[Written task]
Copy out the lines that have "Myers" in them.

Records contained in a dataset
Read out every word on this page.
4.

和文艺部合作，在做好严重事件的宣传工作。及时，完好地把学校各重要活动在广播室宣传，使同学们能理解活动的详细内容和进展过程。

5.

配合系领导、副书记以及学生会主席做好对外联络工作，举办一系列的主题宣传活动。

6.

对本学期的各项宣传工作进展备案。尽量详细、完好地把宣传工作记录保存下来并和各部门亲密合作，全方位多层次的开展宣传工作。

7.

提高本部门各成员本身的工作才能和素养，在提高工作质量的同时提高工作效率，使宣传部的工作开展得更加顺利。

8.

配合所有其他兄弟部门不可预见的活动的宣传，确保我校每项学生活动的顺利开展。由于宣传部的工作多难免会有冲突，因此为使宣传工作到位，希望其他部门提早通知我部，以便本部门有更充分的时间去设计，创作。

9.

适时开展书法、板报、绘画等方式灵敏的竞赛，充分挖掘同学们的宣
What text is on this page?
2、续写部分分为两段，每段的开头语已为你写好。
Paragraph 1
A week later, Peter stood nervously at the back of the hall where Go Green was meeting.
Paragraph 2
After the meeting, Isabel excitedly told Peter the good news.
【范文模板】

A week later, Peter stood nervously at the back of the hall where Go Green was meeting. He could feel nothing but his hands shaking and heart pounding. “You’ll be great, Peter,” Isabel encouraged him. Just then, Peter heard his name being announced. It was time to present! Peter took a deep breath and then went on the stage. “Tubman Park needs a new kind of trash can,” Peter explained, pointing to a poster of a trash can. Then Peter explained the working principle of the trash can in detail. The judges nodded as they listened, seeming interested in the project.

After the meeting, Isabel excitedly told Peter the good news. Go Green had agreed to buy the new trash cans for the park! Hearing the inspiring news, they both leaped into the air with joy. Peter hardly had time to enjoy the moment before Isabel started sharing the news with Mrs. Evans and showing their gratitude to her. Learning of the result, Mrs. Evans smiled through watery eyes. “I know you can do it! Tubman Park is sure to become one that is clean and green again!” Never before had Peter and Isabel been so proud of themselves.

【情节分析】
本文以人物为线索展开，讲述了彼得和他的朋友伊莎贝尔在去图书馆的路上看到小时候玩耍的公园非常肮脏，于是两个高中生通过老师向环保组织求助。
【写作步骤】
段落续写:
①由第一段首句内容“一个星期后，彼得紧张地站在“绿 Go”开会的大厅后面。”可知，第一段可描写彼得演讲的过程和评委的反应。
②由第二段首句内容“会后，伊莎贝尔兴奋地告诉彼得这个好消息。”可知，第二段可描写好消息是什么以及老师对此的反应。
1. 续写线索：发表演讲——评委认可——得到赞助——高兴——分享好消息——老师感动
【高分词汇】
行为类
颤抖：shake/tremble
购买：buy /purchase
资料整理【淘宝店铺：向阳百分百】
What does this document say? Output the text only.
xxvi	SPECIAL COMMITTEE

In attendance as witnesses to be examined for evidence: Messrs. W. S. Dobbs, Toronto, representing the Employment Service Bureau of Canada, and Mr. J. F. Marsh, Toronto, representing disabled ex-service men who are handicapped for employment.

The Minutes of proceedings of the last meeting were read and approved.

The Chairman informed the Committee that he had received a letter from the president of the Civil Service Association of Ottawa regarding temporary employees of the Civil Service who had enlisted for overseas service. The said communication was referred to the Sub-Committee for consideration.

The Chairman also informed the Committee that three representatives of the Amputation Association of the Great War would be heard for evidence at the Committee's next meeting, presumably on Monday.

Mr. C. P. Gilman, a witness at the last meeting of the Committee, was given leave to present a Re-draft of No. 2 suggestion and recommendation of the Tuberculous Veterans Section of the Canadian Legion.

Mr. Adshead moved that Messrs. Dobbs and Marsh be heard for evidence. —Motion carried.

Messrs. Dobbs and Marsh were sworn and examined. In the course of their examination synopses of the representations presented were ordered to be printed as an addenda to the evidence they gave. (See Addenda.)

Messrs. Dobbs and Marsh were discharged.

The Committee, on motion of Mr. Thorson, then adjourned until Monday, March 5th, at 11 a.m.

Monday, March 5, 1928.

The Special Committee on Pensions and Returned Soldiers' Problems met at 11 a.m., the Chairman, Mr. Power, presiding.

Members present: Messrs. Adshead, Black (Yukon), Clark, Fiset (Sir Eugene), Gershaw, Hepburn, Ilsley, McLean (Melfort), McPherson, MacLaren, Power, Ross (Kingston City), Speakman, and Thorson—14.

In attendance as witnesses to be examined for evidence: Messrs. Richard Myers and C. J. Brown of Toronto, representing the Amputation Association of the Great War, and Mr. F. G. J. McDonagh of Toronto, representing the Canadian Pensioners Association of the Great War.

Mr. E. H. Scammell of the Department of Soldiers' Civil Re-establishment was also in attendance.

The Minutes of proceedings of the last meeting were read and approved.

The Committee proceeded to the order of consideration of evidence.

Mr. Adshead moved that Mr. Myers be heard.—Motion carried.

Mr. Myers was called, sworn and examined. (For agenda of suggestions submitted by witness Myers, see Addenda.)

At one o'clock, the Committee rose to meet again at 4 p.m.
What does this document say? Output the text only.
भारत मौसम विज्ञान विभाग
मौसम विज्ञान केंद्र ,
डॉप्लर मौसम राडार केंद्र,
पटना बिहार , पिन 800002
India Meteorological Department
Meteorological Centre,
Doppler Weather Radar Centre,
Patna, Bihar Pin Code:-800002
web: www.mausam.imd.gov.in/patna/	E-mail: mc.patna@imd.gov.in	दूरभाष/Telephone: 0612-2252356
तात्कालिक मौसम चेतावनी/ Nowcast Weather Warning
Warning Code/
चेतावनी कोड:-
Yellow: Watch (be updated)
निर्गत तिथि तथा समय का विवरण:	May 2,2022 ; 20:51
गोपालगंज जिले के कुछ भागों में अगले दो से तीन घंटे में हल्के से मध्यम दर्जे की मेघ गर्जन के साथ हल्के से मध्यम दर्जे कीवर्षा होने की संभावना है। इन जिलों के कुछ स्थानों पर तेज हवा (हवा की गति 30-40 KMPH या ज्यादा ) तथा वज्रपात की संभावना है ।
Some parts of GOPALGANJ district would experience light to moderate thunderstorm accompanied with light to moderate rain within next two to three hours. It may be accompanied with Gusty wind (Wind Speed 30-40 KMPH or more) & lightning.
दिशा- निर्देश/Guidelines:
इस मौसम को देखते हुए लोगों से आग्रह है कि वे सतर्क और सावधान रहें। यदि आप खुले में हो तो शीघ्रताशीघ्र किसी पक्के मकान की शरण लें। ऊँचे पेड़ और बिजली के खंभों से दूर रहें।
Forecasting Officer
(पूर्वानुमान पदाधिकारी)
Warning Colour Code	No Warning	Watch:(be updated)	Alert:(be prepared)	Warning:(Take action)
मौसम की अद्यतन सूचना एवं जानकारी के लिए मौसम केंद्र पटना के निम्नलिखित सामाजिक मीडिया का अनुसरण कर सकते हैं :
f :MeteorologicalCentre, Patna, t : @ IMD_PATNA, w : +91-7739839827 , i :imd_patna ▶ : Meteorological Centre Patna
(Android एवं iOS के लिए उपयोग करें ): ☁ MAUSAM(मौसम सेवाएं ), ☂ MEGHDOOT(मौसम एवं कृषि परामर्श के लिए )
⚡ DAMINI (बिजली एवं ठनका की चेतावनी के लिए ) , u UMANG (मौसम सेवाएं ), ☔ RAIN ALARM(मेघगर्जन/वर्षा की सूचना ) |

[Task output]
In attendance as witnesses to be examined for evidence: Messrs. Richard Myers and C. J. Brown of Toronto, representing the Amputation Association of the Great War, and Mr. F. G. J. McDonagh of Toronto, representing the Canadian Pensioners Association of the Great War.
Mr. Adshead moved that Mr. Myers be heard.—Motion carried.
Mr. Myers was called, sworn and examined. (For agenda of suggestions submitted by witness Myers, see Addenda.)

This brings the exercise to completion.